Exercise instructions: Show every line below where "median" can be found.

Information given:
────
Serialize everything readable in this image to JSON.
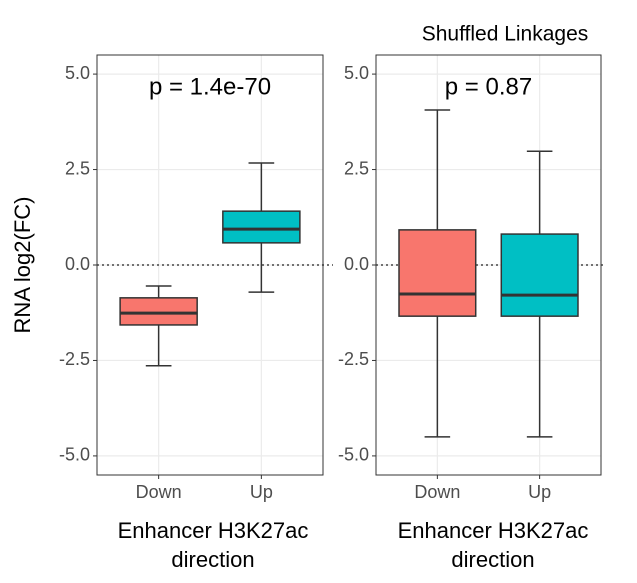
{
  "chart_data": [
    {
      "type": "box",
      "ylabel": "RNA log2(FC)",
      "annotation": "p = 1.4e-70",
      "xlabel": [
        "Enhancer H3K27ac",
        "direction"
      ],
      "categories": [
        "Down",
        "Up"
      ],
      "colors": [
        "#F8766D",
        "#00BFC4"
      ],
      "values": [
        {
          "min": -2.64,
          "q1": -1.57,
          "median": -1.26,
          "q3": -0.86,
          "max": -0.55
        },
        {
          "min": -0.71,
          "q1": 0.58,
          "median": 0.94,
          "q3": 1.41,
          "max": 2.67
        }
      ],
      "ylim": [
        -5.5,
        5.5
      ],
      "yticks": [
        {
          "value": -5,
          "label": "-5.0"
        },
        {
          "value": -2.5,
          "label": "-2.5"
        },
        {
          "value": 0,
          "label": "0.0"
        },
        {
          "value": 2.5,
          "label": "2.5"
        },
        {
          "value": 5,
          "label": "5.0"
        }
      ],
      "hline": 0,
      "grid": true
    },
    {
      "type": "box",
      "title": "Shuffled Linkages",
      "annotation": "p = 0.87",
      "xlabel": [
        "Enhancer H3K27ac",
        "direction"
      ],
      "categories": [
        "Down",
        "Up"
      ],
      "colors": [
        "#F8766D",
        "#00BFC4"
      ],
      "values": [
        {
          "min": -4.5,
          "q1": -1.34,
          "median": -0.76,
          "q3": 0.92,
          "max": 4.06
        },
        {
          "min": -4.5,
          "q1": -1.34,
          "median": -0.79,
          "q3": 0.81,
          "max": 2.98
        }
      ],
      "ylim": [
        -5.5,
        5.5
      ],
      "yticks": [
        {
          "value": -5,
          "label": "-5.0"
        },
        {
          "value": -2.5,
          "label": "-2.5"
        },
        {
          "value": 0,
          "label": "0.0"
        },
        {
          "value": 2.5,
          "label": "2.5"
        },
        {
          "value": 5,
          "label": "5.0"
        }
      ],
      "hline": 0,
      "grid": true
    }
  ]
}
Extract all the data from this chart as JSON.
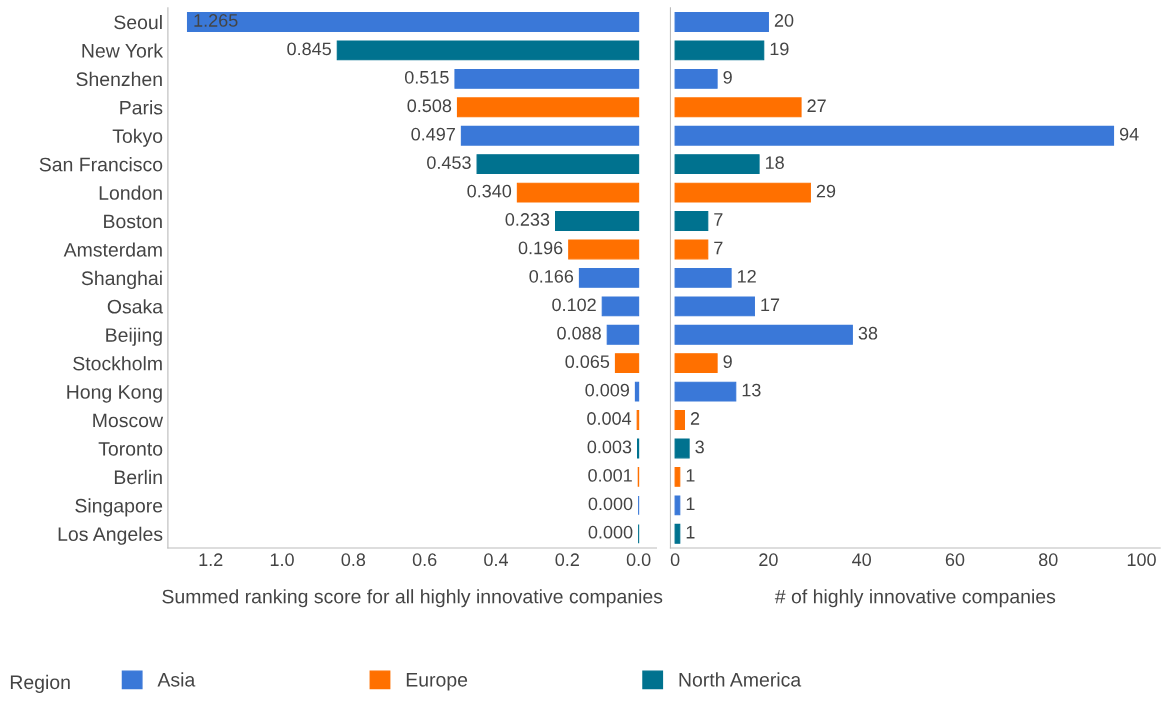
{
  "chart_data": [
    {
      "type": "bar",
      "orientation": "horizontal",
      "xlabel": "Summed ranking score for all highly innovative companies",
      "legend_title": "Region",
      "legend": "bottom",
      "categories": [
        "Seoul",
        "New York",
        "Shenzhen",
        "Paris",
        "Tokyo",
        "San Francisco",
        "London",
        "Boston",
        "Amsterdam",
        "Shanghai",
        "Osaka",
        "Beijing",
        "Stockholm",
        "Hong Kong",
        "Moscow",
        "Toronto",
        "Berlin",
        "Singapore",
        "Los Angeles"
      ],
      "xlim": [
        1.32,
        -0.05
      ],
      "xticks": [
        {
          "value": 1.2,
          "label": "1.2"
        },
        {
          "value": 1.0,
          "label": "1.0"
        },
        {
          "value": 0.8,
          "label": "0.8"
        },
        {
          "value": 0.6,
          "label": "0.6"
        },
        {
          "value": 0.4,
          "label": "0.4"
        },
        {
          "value": 0.2,
          "label": "0.2"
        },
        {
          "value": 0.0,
          "label": "0.0"
        }
      ],
      "series": [
        {
          "name": "Asia",
          "color": "#3a78d8",
          "values": [
            1.265,
            null,
            0.515,
            null,
            0.497,
            null,
            null,
            null,
            null,
            0.166,
            0.102,
            0.088,
            null,
            0.009,
            null,
            null,
            null,
            0.0,
            null
          ],
          "value_labels": [
            "1.265",
            null,
            "0.515",
            null,
            "0.497",
            null,
            null,
            null,
            null,
            "0.166",
            "0.102",
            "0.088",
            null,
            "0.009",
            null,
            null,
            null,
            "0.000",
            null
          ]
        },
        {
          "name": "Europe",
          "color": "#ff7000",
          "values": [
            null,
            null,
            null,
            0.508,
            null,
            null,
            0.34,
            null,
            0.196,
            null,
            null,
            null,
            0.065,
            null,
            0.004,
            null,
            0.001,
            null,
            null
          ],
          "value_labels": [
            null,
            null,
            null,
            "0.508",
            null,
            null,
            "0.340",
            null,
            "0.196",
            null,
            null,
            null,
            "0.065",
            null,
            "0.004",
            null,
            "0.001",
            null,
            null
          ]
        },
        {
          "name": "North America",
          "color": "#00728f",
          "values": [
            null,
            0.845,
            null,
            null,
            null,
            0.453,
            null,
            0.233,
            null,
            null,
            null,
            null,
            null,
            null,
            null,
            0.003,
            null,
            null,
            0.0
          ],
          "value_labels": [
            null,
            "0.845",
            null,
            null,
            null,
            "0.453",
            null,
            "0.233",
            null,
            null,
            null,
            null,
            null,
            null,
            null,
            "0.003",
            null,
            null,
            "0.000"
          ]
        }
      ]
    },
    {
      "type": "bar",
      "orientation": "horizontal",
      "xlabel": "# of highly innovative companies",
      "tick_labels": "x",
      "data_labels": true,
      "xlim": [
        -1,
        104
      ],
      "xticks": [
        0,
        20,
        40,
        60,
        80,
        100
      ],
      "series": [
        {
          "name": "Asia",
          "color": "#3a78d8",
          "values": [
            20,
            null,
            9,
            null,
            94,
            null,
            null,
            null,
            null,
            12,
            17,
            38,
            null,
            13,
            null,
            null,
            null,
            1,
            null
          ]
        },
        {
          "name": "Europe",
          "color": "#ff7000",
          "values": [
            null,
            null,
            null,
            27,
            null,
            null,
            29,
            null,
            7,
            null,
            null,
            null,
            9,
            null,
            2,
            null,
            1,
            null,
            null
          ]
        },
        {
          "name": "North America",
          "color": "#00728f",
          "values": [
            null,
            19,
            null,
            null,
            null,
            18,
            null,
            7,
            null,
            null,
            null,
            null,
            null,
            null,
            null,
            3,
            null,
            null,
            1
          ]
        }
      ]
    }
  ]
}
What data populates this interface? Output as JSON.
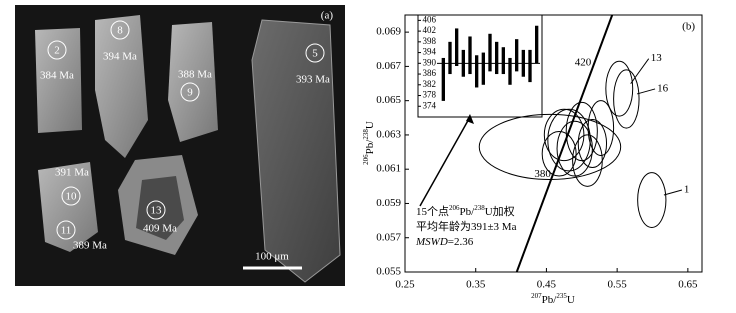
{
  "cl_image": {
    "label": "(a)",
    "scale_bar": "100 μm",
    "grains": [
      {
        "spot": "2",
        "age": "384 Ma"
      },
      {
        "spot": "8",
        "age": "394 Ma"
      },
      {
        "spot": "9",
        "age": "388 Ma"
      },
      {
        "spot": "5",
        "age": "393 Ma"
      },
      {
        "spot": "10",
        "age": "391 Ma"
      },
      {
        "spot": "11",
        "age": "389 Ma"
      },
      {
        "spot": "13",
        "age": "409 Ma"
      }
    ]
  },
  "chart_data": {
    "type": "concordia",
    "label": "(b)",
    "x_label": [
      "207",
      "Pb/",
      "235",
      "U"
    ],
    "y_label": [
      "206",
      "Pb/",
      "238",
      "U"
    ],
    "xlim": [
      0.25,
      0.67
    ],
    "ylim": [
      0.055,
      0.07
    ],
    "xticks": [
      {
        "value": 0.25,
        "label": "0.25"
      },
      {
        "value": 0.35,
        "label": "0.35"
      },
      {
        "value": 0.45,
        "label": "0.45"
      },
      {
        "value": 0.55,
        "label": "0.55"
      },
      {
        "value": 0.65,
        "label": "0.65"
      }
    ],
    "yticks": [
      0.055,
      0.057,
      0.059,
      0.061,
      0.063,
      0.065,
      0.067,
      0.069
    ],
    "concordia": {
      "x": [
        0.408,
        0.543
      ],
      "y": [
        0.055,
        0.07
      ],
      "ages": [
        {
          "label": "420",
          "x": 0.519,
          "y": 0.0672
        },
        {
          "label": "380",
          "x": 0.462,
          "y": 0.0607
        }
      ]
    },
    "ellipses": [
      {
        "x": 0.455,
        "y": 0.0623,
        "x_err": 0.1,
        "y_err": 0.0019
      },
      {
        "x": 0.599,
        "y": 0.0592,
        "x_err": 0.02,
        "y_err": 0.0016,
        "name": "1"
      },
      {
        "x": 0.553,
        "y": 0.0657,
        "x_err": 0.019,
        "y_err": 0.0016,
        "name": "13"
      },
      {
        "x": 0.563,
        "y": 0.0651,
        "x_err": 0.018,
        "y_err": 0.0017,
        "name": "16"
      },
      {
        "x": 0.482,
        "y": 0.0627,
        "x_err": 0.03,
        "y_err": 0.0018
      },
      {
        "x": 0.49,
        "y": 0.0622,
        "x_err": 0.025,
        "y_err": 0.0016
      },
      {
        "x": 0.475,
        "y": 0.063,
        "x_err": 0.028,
        "y_err": 0.0015
      },
      {
        "x": 0.5,
        "y": 0.0632,
        "x_err": 0.022,
        "y_err": 0.0017
      },
      {
        "x": 0.515,
        "y": 0.0625,
        "x_err": 0.02,
        "y_err": 0.0014
      },
      {
        "x": 0.527,
        "y": 0.0634,
        "x_err": 0.018,
        "y_err": 0.0016
      },
      {
        "x": 0.468,
        "y": 0.0619,
        "x_err": 0.024,
        "y_err": 0.0013
      },
      {
        "x": 0.508,
        "y": 0.0615,
        "x_err": 0.021,
        "y_err": 0.0015
      }
    ],
    "inset": {
      "ylim": [
        370,
        408
      ],
      "yticks": [
        374,
        378,
        382,
        386,
        390,
        394,
        398,
        402,
        406
      ],
      "mean_value": 390,
      "values": [
        384,
        392,
        396,
        390,
        393,
        387,
        388,
        394,
        392,
        391,
        387,
        393,
        390,
        389,
        397
      ],
      "errors": [
        8,
        6,
        7,
        5,
        7,
        6,
        6,
        7,
        6,
        5,
        5,
        6,
        5,
        6,
        7
      ]
    },
    "annotation": [
      [
        "15个点",
        "206",
        "Pb/",
        "238",
        "U加权"
      ],
      [
        "平均年龄为391±3 Ma"
      ],
      [
        "MSWD",
        "=2.36"
      ]
    ]
  }
}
────
Solution to this exercise:
          "median": -1.26,
          "median": 0.94,
          "median": -0.76,
          "median": -0.79,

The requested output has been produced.